> _Data shown_

-- start --

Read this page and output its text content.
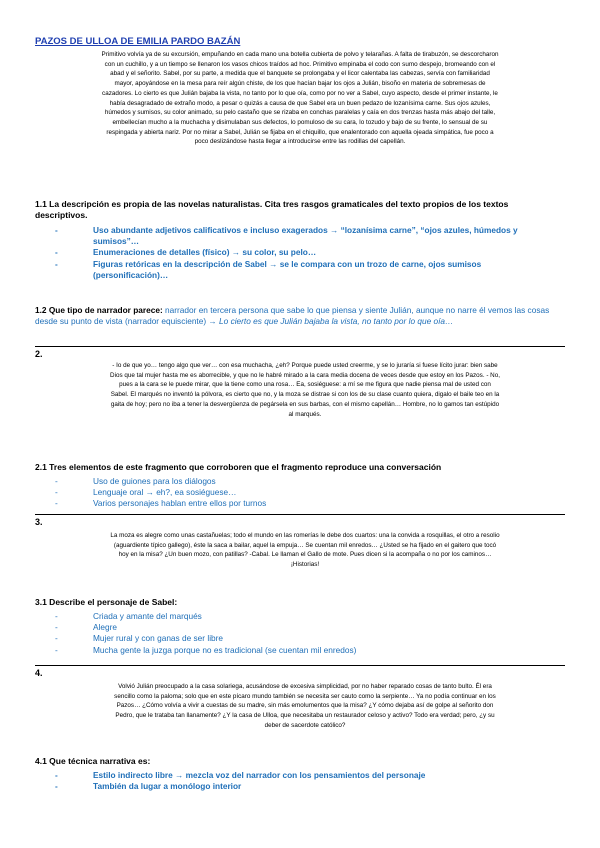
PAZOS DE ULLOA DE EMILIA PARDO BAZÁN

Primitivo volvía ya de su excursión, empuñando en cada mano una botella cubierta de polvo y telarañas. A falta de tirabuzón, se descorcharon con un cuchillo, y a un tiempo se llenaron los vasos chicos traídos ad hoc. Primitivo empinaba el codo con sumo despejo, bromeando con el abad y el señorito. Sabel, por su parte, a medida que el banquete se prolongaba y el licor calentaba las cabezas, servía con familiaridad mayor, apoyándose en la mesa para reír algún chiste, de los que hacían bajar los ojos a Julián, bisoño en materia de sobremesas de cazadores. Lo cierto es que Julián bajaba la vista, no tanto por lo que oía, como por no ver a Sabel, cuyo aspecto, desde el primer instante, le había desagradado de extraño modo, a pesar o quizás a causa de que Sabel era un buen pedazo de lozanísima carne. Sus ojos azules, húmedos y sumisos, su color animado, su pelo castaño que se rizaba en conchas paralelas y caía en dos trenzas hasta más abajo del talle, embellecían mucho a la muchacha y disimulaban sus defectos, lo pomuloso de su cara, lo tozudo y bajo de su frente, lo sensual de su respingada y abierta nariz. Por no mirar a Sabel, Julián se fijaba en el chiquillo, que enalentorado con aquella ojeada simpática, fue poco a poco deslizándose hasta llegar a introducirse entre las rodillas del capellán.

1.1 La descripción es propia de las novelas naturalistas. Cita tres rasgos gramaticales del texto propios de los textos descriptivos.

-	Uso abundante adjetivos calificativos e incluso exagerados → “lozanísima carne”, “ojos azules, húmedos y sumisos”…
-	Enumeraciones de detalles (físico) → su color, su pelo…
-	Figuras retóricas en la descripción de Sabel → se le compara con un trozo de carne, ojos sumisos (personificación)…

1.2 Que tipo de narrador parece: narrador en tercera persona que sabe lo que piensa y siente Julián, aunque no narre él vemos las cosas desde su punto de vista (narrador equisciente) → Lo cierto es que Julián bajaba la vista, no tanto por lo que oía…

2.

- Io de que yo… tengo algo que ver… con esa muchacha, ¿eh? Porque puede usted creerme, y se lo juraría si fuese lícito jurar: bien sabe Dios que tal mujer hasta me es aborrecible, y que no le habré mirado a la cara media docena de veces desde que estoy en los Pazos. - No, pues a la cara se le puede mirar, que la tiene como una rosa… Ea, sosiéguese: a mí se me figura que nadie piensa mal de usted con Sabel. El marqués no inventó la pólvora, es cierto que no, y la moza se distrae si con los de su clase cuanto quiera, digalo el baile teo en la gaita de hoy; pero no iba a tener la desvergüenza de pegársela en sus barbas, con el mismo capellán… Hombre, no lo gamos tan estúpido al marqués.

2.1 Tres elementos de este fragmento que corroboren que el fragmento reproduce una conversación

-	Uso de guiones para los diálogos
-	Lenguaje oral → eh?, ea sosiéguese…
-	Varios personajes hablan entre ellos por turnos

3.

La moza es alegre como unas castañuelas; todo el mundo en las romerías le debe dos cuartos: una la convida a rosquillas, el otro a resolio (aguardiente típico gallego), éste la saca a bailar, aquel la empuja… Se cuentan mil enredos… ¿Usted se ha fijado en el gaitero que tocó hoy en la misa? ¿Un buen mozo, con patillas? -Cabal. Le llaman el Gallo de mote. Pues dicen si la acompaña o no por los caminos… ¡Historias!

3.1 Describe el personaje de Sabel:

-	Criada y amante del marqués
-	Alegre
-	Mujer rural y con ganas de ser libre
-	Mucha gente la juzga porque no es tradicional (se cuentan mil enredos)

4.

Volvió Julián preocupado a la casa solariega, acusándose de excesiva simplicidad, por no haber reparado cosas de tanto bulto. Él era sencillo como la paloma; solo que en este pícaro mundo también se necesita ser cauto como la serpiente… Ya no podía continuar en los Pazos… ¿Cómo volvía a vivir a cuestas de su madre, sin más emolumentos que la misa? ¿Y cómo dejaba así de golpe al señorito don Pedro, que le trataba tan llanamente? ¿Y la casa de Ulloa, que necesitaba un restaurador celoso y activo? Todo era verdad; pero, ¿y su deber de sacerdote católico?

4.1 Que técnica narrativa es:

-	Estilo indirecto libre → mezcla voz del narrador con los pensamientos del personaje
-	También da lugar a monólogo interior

-- end --
-- start --

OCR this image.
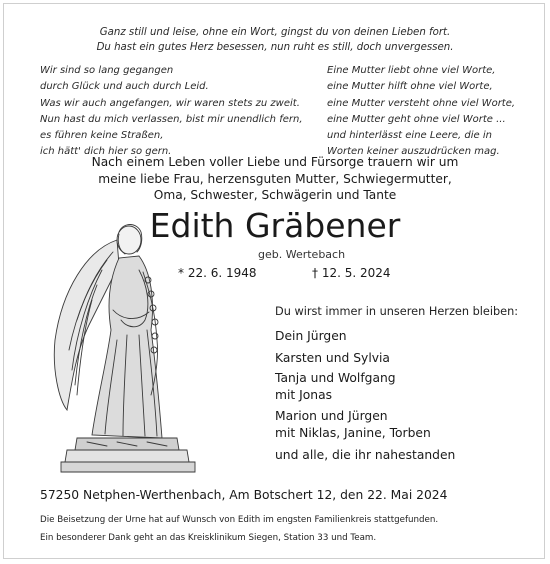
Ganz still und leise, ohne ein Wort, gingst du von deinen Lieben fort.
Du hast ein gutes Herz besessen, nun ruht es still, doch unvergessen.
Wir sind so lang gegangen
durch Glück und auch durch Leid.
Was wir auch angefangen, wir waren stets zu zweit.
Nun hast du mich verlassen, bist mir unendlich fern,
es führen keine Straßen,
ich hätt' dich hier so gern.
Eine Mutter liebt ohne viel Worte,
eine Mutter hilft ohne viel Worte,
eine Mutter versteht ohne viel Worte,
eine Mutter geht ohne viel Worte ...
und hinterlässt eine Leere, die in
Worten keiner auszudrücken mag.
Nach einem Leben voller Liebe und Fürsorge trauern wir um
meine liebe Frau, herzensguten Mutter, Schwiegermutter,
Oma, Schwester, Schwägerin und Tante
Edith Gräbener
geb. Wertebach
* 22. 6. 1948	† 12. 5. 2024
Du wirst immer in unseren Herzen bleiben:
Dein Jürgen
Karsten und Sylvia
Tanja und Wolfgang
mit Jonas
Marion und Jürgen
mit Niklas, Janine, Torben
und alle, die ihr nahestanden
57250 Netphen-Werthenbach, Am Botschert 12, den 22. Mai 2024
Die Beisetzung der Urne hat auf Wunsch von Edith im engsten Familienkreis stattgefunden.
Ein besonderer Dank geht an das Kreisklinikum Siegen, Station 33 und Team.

-- end --

> _Given problem_
Give the number of lines in the listing above that hold the string "Edith", with nothing else.

> _Response to this exercise_
2